--- begin Data to use ---
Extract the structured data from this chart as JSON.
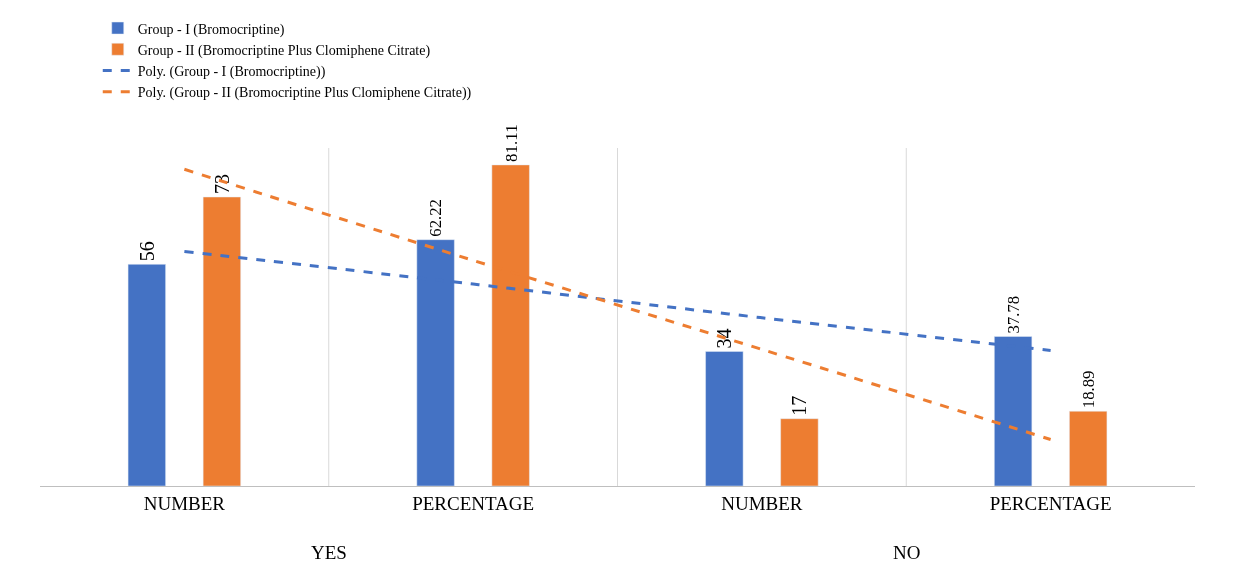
{
  "chart_data": {
    "type": "bar",
    "categories": [
      "NUMBER",
      "PERCENTAGE",
      "NUMBER",
      "PERCENTAGE"
    ],
    "series": [
      {
        "name": "Group - I (Bromocriptine)",
        "color": "#4472c4",
        "values": [
          56,
          62.22,
          34,
          37.78
        ],
        "value_labels": [
          "56",
          "62.22",
          "34",
          "37.78"
        ]
      },
      {
        "name": "Group - II (Bromocriptine Plus Clomiphene Citrate)",
        "color": "#ed7d31",
        "values": [
          73,
          81.11,
          17,
          18.89
        ],
        "value_labels": [
          "73",
          "81.11",
          "17",
          "18.89"
        ]
      },
      {
        "name": "Poly. (Group - I (Bromocriptine))",
        "type": "line",
        "line_style": "dashed",
        "color": "#4472c4",
        "values": [
          59.25,
          51,
          42.5,
          34.25
        ]
      },
      {
        "name": "Poly. (Group - II (Bromocriptine Plus Clomiphene Citrate))",
        "type": "line",
        "line_style": "dashed",
        "color": "#ed7d31",
        "values": [
          80,
          57,
          34.5,
          11.75
        ]
      }
    ],
    "annotations": [
      "YES",
      "NO"
    ],
    "grid": "x",
    "legend": "top"
  }
}
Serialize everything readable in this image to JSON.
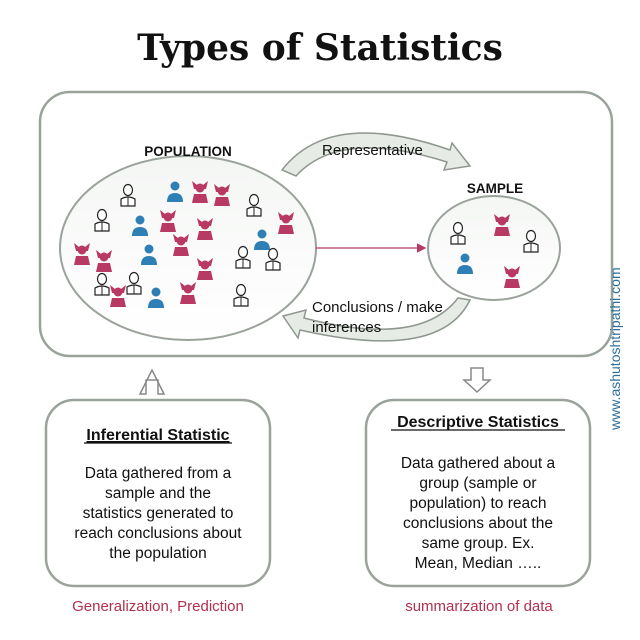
{
  "title": "Types of Statistics",
  "population": {
    "label": "POPULATION"
  },
  "sample": {
    "label": "SAMPLE"
  },
  "arrows": {
    "top_label": "Representative",
    "bottom_label_line1": "Conclusions / make",
    "bottom_label_line2": "inferences"
  },
  "inferential": {
    "heading": "Inferential Statistic",
    "lines": [
      "Data gathered from a",
      "sample and the",
      "statistics generated to",
      "reach conclusions about",
      "the population"
    ],
    "caption": "Generalization, Prediction"
  },
  "descriptive": {
    "heading": "Descriptive Statistics",
    "lines": [
      "Data gathered about a",
      "group (sample or",
      "population) to reach",
      "conclusions about the",
      "same group. Ex.",
      "Mean, Median ….."
    ],
    "caption": "summarization of data"
  },
  "watermark": "www.ashutoshtripathi.com",
  "colors": {
    "pink": "#b83a64",
    "blue": "#2e7fb5",
    "outline": "#222222",
    "caption": "#b0304f",
    "border": "#9aa39a",
    "arrow_fill": "#e6ebe6"
  }
}
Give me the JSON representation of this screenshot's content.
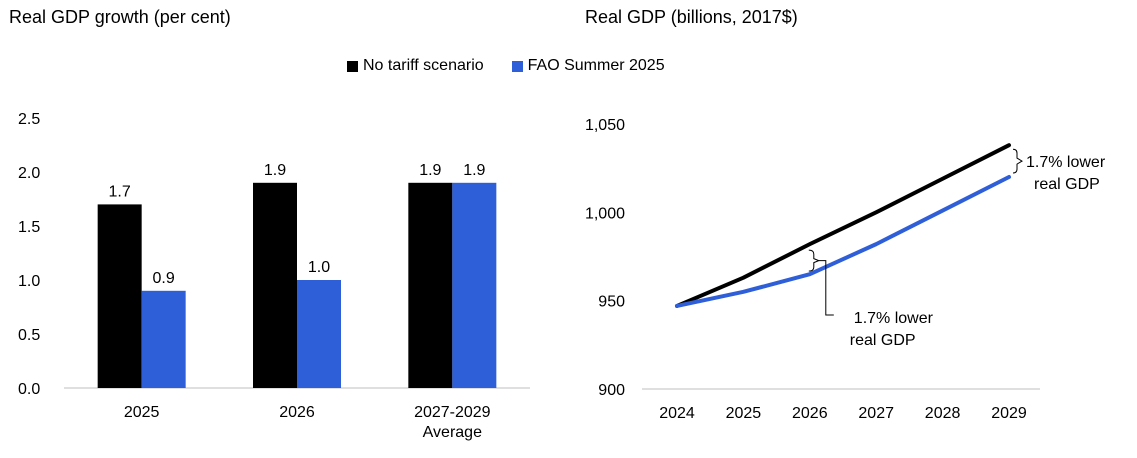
{
  "chart_data": [
    {
      "type": "bar",
      "title": "Real GDP growth (per cent)",
      "categories": [
        [
          "2025"
        ],
        [
          "2026"
        ],
        [
          "2027-2029",
          "Average"
        ]
      ],
      "series": [
        {
          "name": "No tariff scenario",
          "color": "#000000",
          "values": [
            1.7,
            1.9,
            1.9
          ]
        },
        {
          "name": "FAO Summer 2025",
          "color": "#2f5fd8",
          "values": [
            0.9,
            1.0,
            1.9
          ]
        }
      ],
      "data_labels": [
        [
          "1.7",
          "1.9",
          "1.9"
        ],
        [
          "0.9",
          "1.0",
          "1.9"
        ]
      ],
      "ylim": [
        0,
        2.5
      ],
      "yticks": [
        "0.0",
        "0.5",
        "1.0",
        "1.5",
        "2.0",
        "2.5"
      ],
      "grid": false
    },
    {
      "type": "line",
      "title": "Real GDP (billions, 2017$)",
      "x": [
        "2024",
        "2025",
        "2026",
        "2027",
        "2028",
        "2029"
      ],
      "series": [
        {
          "name": "No tariff scenario",
          "color": "#000000",
          "values": [
            947,
            963,
            982,
            1000,
            1019,
            1038
          ]
        },
        {
          "name": "FAO Summer 2025",
          "color": "#2f5fd8",
          "values": [
            947,
            955,
            965,
            982,
            1001,
            1020
          ]
        }
      ],
      "ylim": [
        900,
        1050
      ],
      "yticks": [
        "900",
        "950",
        "1,000",
        "1,050"
      ],
      "grid": false,
      "annotations": [
        {
          "lines": [
            "1.7% lower",
            "real GDP"
          ],
          "at_x": "2026"
        },
        {
          "lines": [
            "1.7% lower",
            "real GDP"
          ],
          "at_x": "2029"
        }
      ]
    }
  ],
  "legend": {
    "items": [
      {
        "label": "No tariff scenario",
        "color": "#000000"
      },
      {
        "label": "FAO Summer 2025",
        "color": "#2f5fd8"
      }
    ]
  }
}
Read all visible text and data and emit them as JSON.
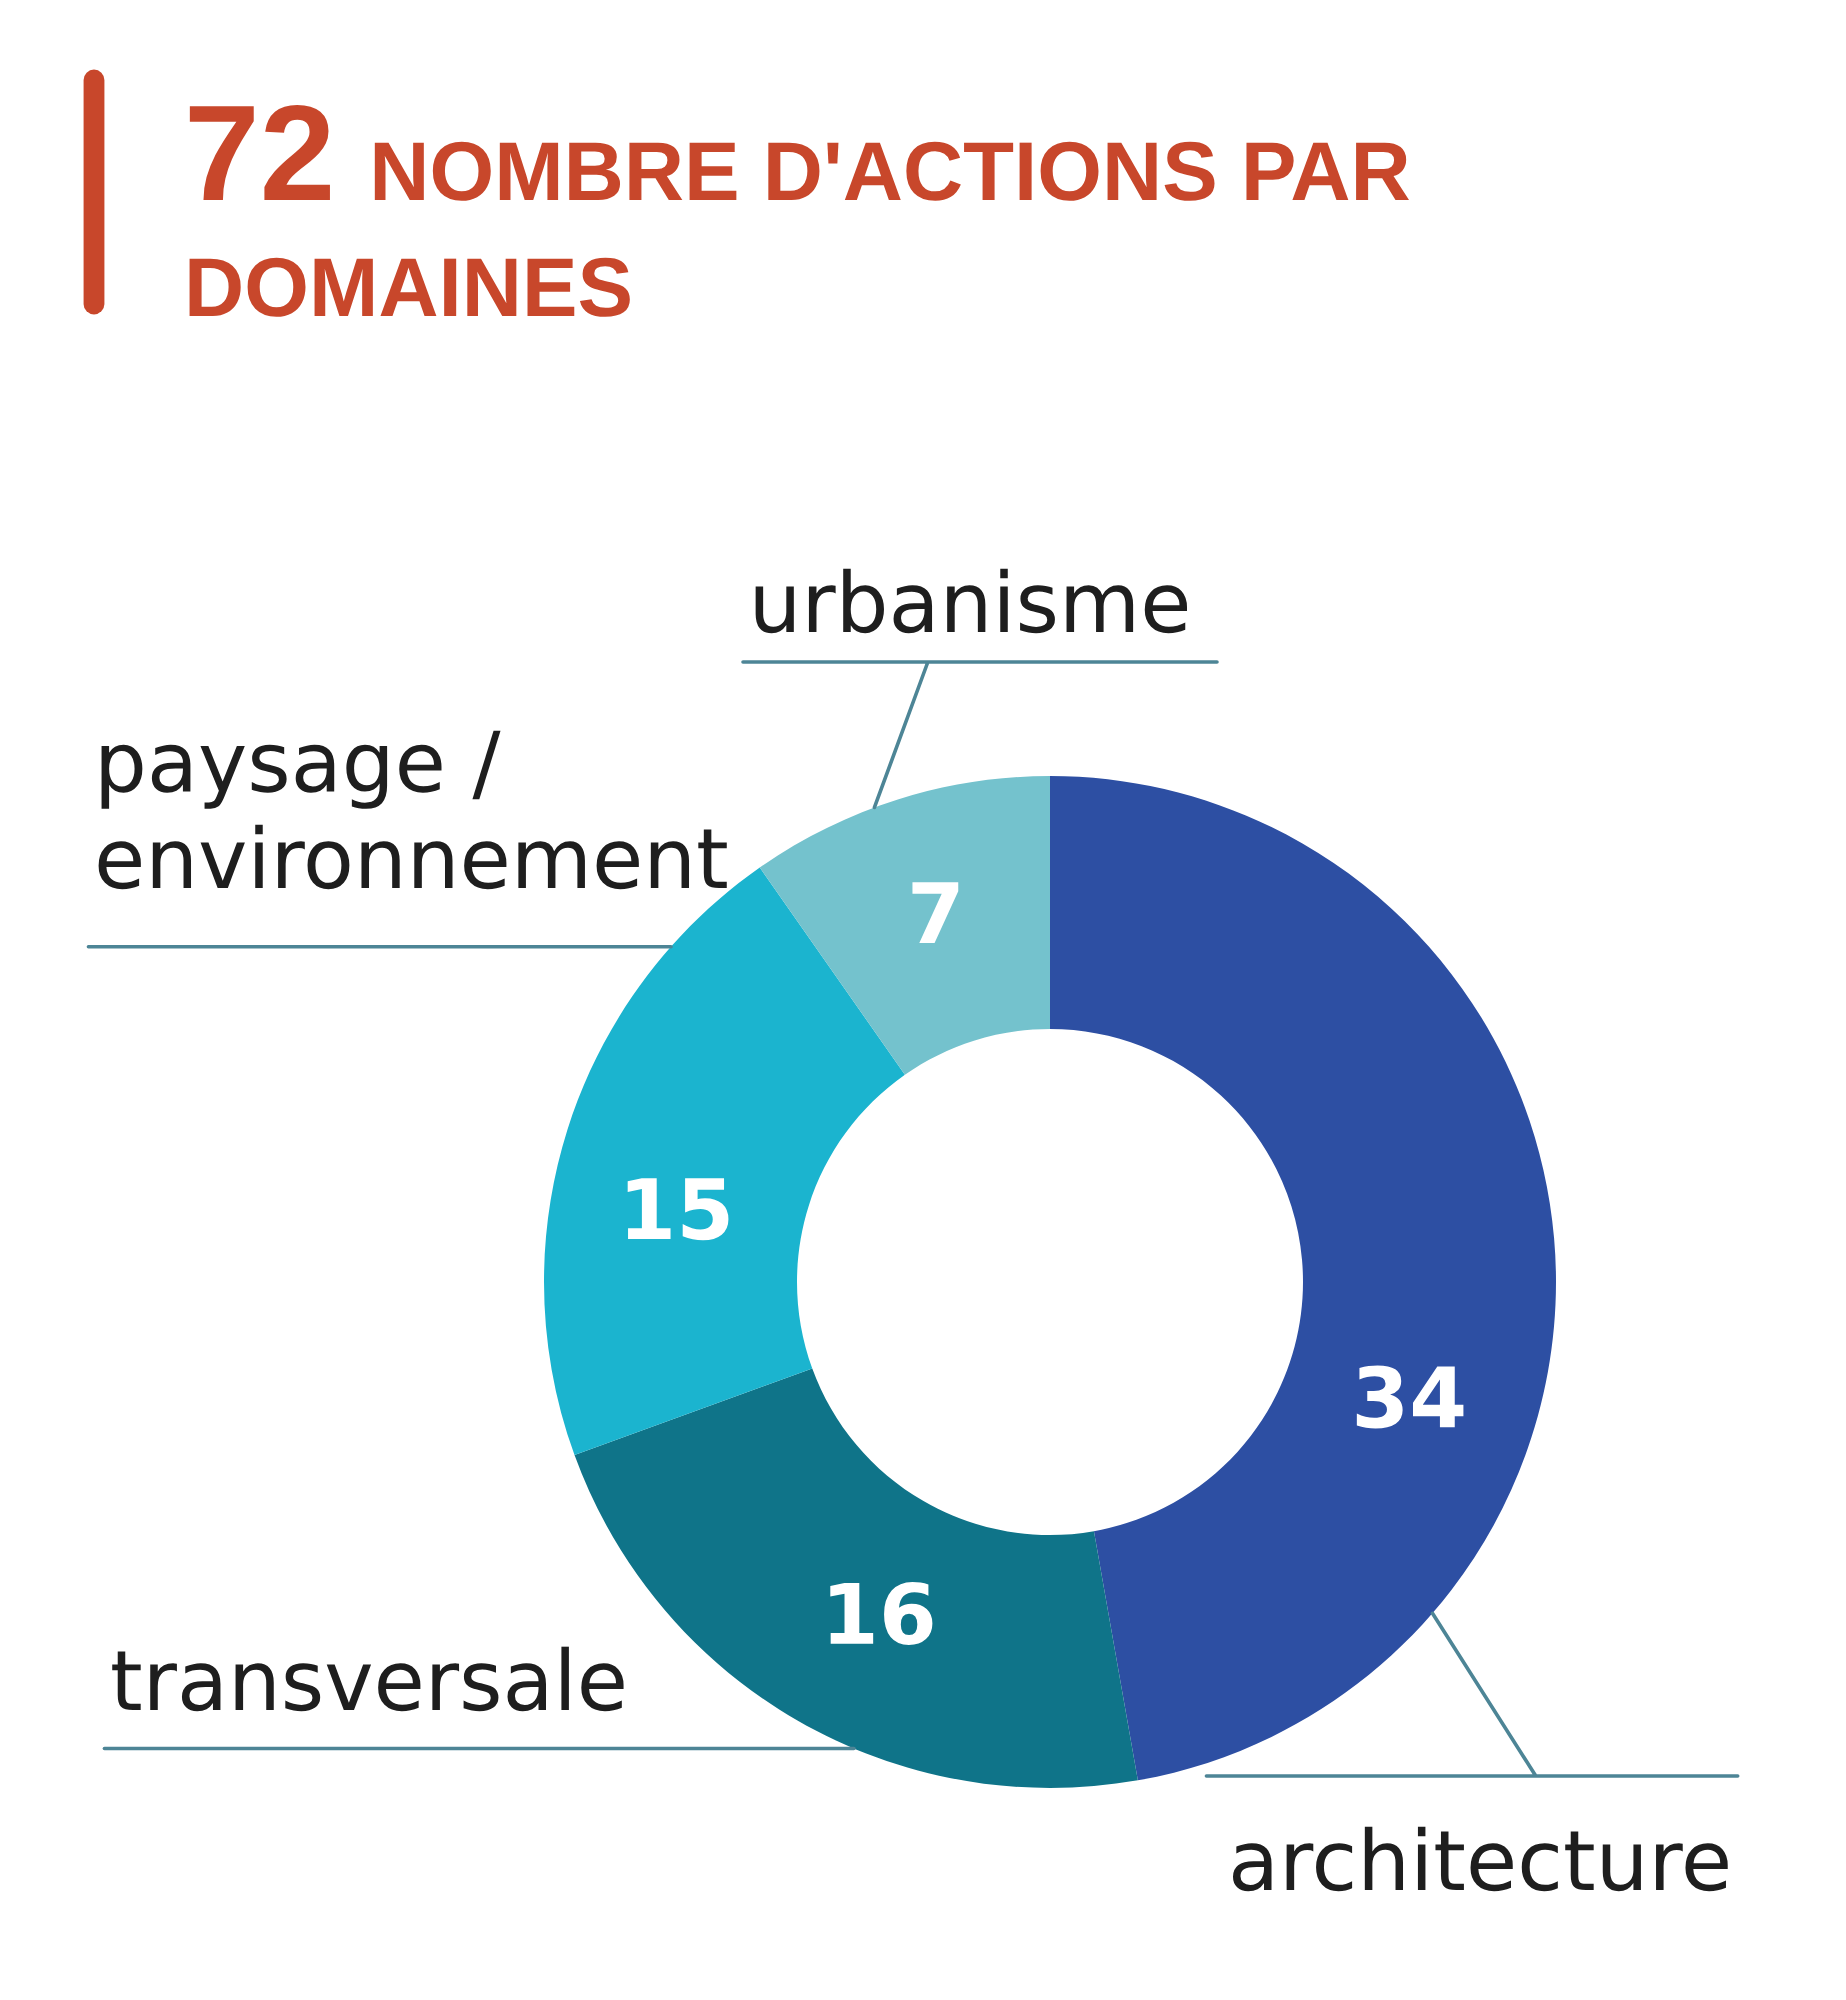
{
  "chart_data": {
    "type": "donut",
    "title": "72 NOMBRE D'ACTIONS PAR DOMAINES",
    "categories": [
      "architecture",
      "transversale",
      "paysage / environnement",
      "urbanisme"
    ],
    "values": [
      34,
      16,
      15,
      7
    ],
    "colors": [
      "#2d4fa3",
      "#0f7489",
      "#1bb4cf",
      "#74c2cd"
    ],
    "data_labels": true
  }
}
--- end Data to use ---
Task to carry out: Your copy of the data above should match it exactly, except that pictures are left out.

Answer for the task:
Extract the structured data from this chart as JSON.
{
  "chart_data": {
    "type": "bar",
    "categories": [
      "NUMBER",
      "PERCENTAGE",
      "NUMBER",
      "PERCENTAGE"
    ],
    "series": [
      {
        "name": "Group - I (Bromocriptine)",
        "color": "#4472c4",
        "values": [
          56,
          62.22,
          34,
          37.78
        ],
        "value_labels": [
          "56",
          "62.22",
          "34",
          "37.78"
        ]
      },
      {
        "name": "Group - II (Bromocriptine Plus Clomiphene Citrate)",
        "color": "#ed7d31",
        "values": [
          73,
          81.11,
          17,
          18.89
        ],
        "value_labels": [
          "73",
          "81.11",
          "17",
          "18.89"
        ]
      },
      {
        "name": "Poly. (Group - I (Bromocriptine))",
        "type": "line",
        "line_style": "dashed",
        "color": "#4472c4",
        "values": [
          59.25,
          51,
          42.5,
          34.25
        ]
      },
      {
        "name": "Poly. (Group - II (Bromocriptine Plus Clomiphene Citrate))",
        "type": "line",
        "line_style": "dashed",
        "color": "#ed7d31",
        "values": [
          80,
          57,
          34.5,
          11.75
        ]
      }
    ],
    "annotations": [
      "YES",
      "NO"
    ],
    "grid": "x",
    "legend": "top"
  }
}
Serialize everything readable in this image to JSON.
{
  "title": "Types of Statistics",
  "population": {
    "label": "POPULATION"
  },
  "sample": {
    "label": "SAMPLE"
  },
  "arrows": {
    "top_label": "Representative",
    "bottom_label_line1": "Conclusions / make",
    "bottom_label_line2": "inferences"
  },
  "inferential": {
    "heading": "Inferential Statistic",
    "lines": [
      "Data gathered from a",
      "sample and the",
      "statistics generated to",
      "reach conclusions about",
      "the population"
    ],
    "caption": "Generalization, Prediction"
  },
  "descriptive": {
    "heading": "Descriptive Statistics",
    "lines": [
      "Data gathered about a",
      "group (sample or",
      "population) to reach",
      "conclusions about the",
      "same group. Ex.",
      "Mean, Median ….."
    ],
    "caption": "summarization of data"
  },
  "watermark": "www.ashutoshtripathi.com",
  "colors": {
    "pink": "#b83a64",
    "blue": "#2e7fb5",
    "outline": "#222222",
    "caption": "#b0304f",
    "border": "#9aa39a",
    "arrow_fill": "#e6ebe6"
  }
}
Give me the JSON representation of this screenshot's content.
{
  "chart_data": [
    {
      "type": "bar",
      "title": "Real GDP growth (per cent)",
      "categories": [
        [
          "2025"
        ],
        [
          "2026"
        ],
        [
          "2027-2029",
          "Average"
        ]
      ],
      "series": [
        {
          "name": "No tariff scenario",
          "color": "#000000",
          "values": [
            1.7,
            1.9,
            1.9
          ]
        },
        {
          "name": "FAO Summer 2025",
          "color": "#2f5fd8",
          "values": [
            0.9,
            1.0,
            1.9
          ]
        }
      ],
      "data_labels": [
        [
          "1.7",
          "1.9",
          "1.9"
        ],
        [
          "0.9",
          "1.0",
          "1.9"
        ]
      ],
      "ylim": [
        0,
        2.5
      ],
      "yticks": [
        "0.0",
        "0.5",
        "1.0",
        "1.5",
        "2.0",
        "2.5"
      ],
      "grid": false
    },
    {
      "type": "line",
      "title": "Real GDP (billions, 2017$)",
      "x": [
        "2024",
        "2025",
        "2026",
        "2027",
        "2028",
        "2029"
      ],
      "series": [
        {
          "name": "No tariff scenario",
          "color": "#000000",
          "values": [
            947,
            963,
            982,
            1000,
            1019,
            1038
          ]
        },
        {
          "name": "FAO Summer 2025",
          "color": "#2f5fd8",
          "values": [
            947,
            955,
            965,
            982,
            1001,
            1020
          ]
        }
      ],
      "ylim": [
        900,
        1050
      ],
      "yticks": [
        "900",
        "950",
        "1,000",
        "1,050"
      ],
      "grid": false,
      "annotations": [
        {
          "lines": [
            "1.7% lower",
            "real GDP"
          ],
          "at_x": "2026"
        },
        {
          "lines": [
            "1.7% lower",
            "real GDP"
          ],
          "at_x": "2029"
        }
      ]
    }
  ],
  "legend": {
    "items": [
      {
        "label": "No tariff scenario",
        "color": "#000000"
      },
      {
        "label": "FAO Summer 2025",
        "color": "#2f5fd8"
      }
    ]
  }
}
Read all visible text and data and emit them as JSON.
{
  "chart_data": {
    "type": "donut",
    "title": "72 NOMBRE D'ACTIONS PAR DOMAINES",
    "categories": [
      "architecture",
      "transversale",
      "paysage / environnement",
      "urbanisme"
    ],
    "values": [
      34,
      16,
      15,
      7
    ],
    "colors": [
      "#2d4fa3",
      "#0f7489",
      "#1bb4cf",
      "#74c2cd"
    ],
    "data_labels": true
  }
}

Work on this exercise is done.